**INFORMATION SUPPLIED:**
* Start *
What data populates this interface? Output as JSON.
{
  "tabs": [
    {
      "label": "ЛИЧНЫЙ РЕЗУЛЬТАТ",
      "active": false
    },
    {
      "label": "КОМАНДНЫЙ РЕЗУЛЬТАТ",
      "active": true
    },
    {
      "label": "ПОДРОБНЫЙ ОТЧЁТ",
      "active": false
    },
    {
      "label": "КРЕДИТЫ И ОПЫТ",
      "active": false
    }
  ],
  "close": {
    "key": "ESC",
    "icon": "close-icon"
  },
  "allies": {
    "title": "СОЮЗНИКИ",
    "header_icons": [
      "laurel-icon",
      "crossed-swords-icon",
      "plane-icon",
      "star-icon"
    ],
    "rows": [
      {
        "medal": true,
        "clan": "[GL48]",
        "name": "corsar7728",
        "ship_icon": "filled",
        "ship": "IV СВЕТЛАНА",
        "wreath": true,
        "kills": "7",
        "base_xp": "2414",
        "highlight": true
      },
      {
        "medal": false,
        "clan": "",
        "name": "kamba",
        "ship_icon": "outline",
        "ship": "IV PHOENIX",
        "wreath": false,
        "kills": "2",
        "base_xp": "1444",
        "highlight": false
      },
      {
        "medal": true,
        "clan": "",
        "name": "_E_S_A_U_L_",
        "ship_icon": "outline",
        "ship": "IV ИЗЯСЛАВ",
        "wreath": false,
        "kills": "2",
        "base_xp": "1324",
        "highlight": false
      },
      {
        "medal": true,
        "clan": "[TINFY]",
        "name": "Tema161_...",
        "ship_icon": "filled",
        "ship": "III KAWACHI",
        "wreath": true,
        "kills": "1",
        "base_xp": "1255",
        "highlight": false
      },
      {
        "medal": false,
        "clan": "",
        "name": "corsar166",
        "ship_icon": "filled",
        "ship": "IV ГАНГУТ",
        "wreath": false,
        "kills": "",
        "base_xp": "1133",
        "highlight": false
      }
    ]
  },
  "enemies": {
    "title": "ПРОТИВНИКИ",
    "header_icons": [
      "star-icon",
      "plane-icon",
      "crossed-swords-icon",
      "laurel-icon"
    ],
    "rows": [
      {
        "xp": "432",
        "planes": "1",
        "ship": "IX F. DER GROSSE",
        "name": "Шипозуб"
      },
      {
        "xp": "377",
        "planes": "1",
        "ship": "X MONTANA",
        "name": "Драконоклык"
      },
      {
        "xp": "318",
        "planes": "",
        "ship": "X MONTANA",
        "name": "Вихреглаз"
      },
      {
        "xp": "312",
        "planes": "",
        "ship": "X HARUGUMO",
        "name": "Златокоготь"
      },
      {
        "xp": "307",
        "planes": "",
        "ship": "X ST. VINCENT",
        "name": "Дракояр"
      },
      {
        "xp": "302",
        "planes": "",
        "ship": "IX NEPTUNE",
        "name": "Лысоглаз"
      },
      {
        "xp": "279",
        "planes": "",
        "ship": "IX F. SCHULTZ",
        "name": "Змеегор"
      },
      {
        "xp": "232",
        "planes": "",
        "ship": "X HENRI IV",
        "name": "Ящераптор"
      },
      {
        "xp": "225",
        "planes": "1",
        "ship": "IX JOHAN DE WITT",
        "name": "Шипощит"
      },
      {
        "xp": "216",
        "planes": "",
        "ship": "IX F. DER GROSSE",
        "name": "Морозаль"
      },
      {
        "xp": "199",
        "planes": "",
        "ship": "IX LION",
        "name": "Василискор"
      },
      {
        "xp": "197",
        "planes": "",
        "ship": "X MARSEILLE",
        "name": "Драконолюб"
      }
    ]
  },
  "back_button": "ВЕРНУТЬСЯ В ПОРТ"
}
* End *
**EXERCISE INSTRUCTIONS:**
Every line above should be printed again exactly as it stands.

**TASK RESPONSE:**
What data populates this interface? Output as JSON.
{
  "tabs": [
    {
      "label": "ЛИЧНЫЙ РЕЗУЛЬТАТ",
      "active": false
    },
    {
      "label": "КОМАНДНЫЙ РЕЗУЛЬТАТ",
      "active": true
    },
    {
      "label": "ПОДРОБНЫЙ ОТЧЁТ",
      "active": false
    },
    {
      "label": "КРЕДИТЫ И ОПЫТ",
      "active": false
    }
  ],
  "close": {
    "key": "ESC",
    "icon": "close-icon"
  },
  "allies": {
    "title": "СОЮЗНИКИ",
    "header_icons": [
      "laurel-icon",
      "crossed-swords-icon",
      "plane-icon",
      "star-icon"
    ],
    "rows": [
      {
        "medal": true,
        "clan": "[GL48]",
        "name": "corsar7728",
        "ship_icon": "filled",
        "ship": "IV СВЕТЛАНА",
        "wreath": true,
        "kills": "7",
        "base_xp": "2414",
        "highlight": true
      },
      {
        "medal": false,
        "clan": "",
        "name": "kamba",
        "ship_icon": "outline",
        "ship": "IV PHOENIX",
        "wreath": false,
        "kills": "2",
        "base_xp": "1444",
        "highlight": false
      },
      {
        "medal": true,
        "clan": "",
        "name": "_E_S_A_U_L_",
        "ship_icon": "outline",
        "ship": "IV ИЗЯСЛАВ",
        "wreath": false,
        "kills": "2",
        "base_xp": "1324",
        "highlight": false
      },
      {
        "medal": true,
        "clan": "[TINFY]",
        "name": "Tema161_...",
        "ship_icon": "filled",
        "ship": "III KAWACHI",
        "wreath": true,
        "kills": "1",
        "base_xp": "1255",
        "highlight": false
      },
      {
        "medal": false,
        "clan": "",
        "name": "corsar166",
        "ship_icon": "filled",
        "ship": "IV ГАНГУТ",
        "wreath": false,
        "kills": "",
        "base_xp": "1133",
        "highlight": false
      }
    ]
  },
  "enemies": {
    "title": "ПРОТИВНИКИ",
    "header_icons": [
      "star-icon",
      "plane-icon",
      "crossed-swords-icon",
      "laurel-icon"
    ],
    "rows": [
      {
        "xp": "432",
        "planes": "1",
        "ship": "IX F. DER GROSSE",
        "name": "Шипозуб"
      },
      {
        "xp": "377",
        "planes": "1",
        "ship": "X MONTANA",
        "name": "Драконоклык"
      },
      {
        "xp": "318",
        "planes": "",
        "ship": "X MONTANA",
        "name": "Вихреглаз"
      },
      {
        "xp": "312",
        "planes": "",
        "ship": "X HARUGUMO",
        "name": "Златокоготь"
      },
      {
        "xp": "307",
        "planes": "",
        "ship": "X ST. VINCENT",
        "name": "Дракояр"
      },
      {
        "xp": "302",
        "planes": "",
        "ship": "IX NEPTUNE",
        "name": "Лысоглаз"
      },
      {
        "xp": "279",
        "planes": "",
        "ship": "IX F. SCHULTZ",
        "name": "Змеегор"
      },
      {
        "xp": "232",
        "planes": "",
        "ship": "X HENRI IV",
        "name": "Ящераптор"
      },
      {
        "xp": "225",
        "planes": "1",
        "ship": "IX JOHAN DE WITT",
        "name": "Шипощит"
      },
      {
        "xp": "216",
        "planes": "",
        "ship": "IX F. DER GROSSE",
        "name": "Морозаль"
      },
      {
        "xp": "199",
        "planes": "",
        "ship": "IX LION",
        "name": "Василискор"
      },
      {
        "xp": "197",
        "planes": "",
        "ship": "X MARSEILLE",
        "name": "Драконолюб"
      }
    ]
  },
  "back_button": "ВЕРНУТЬСЯ В ПОРТ"
}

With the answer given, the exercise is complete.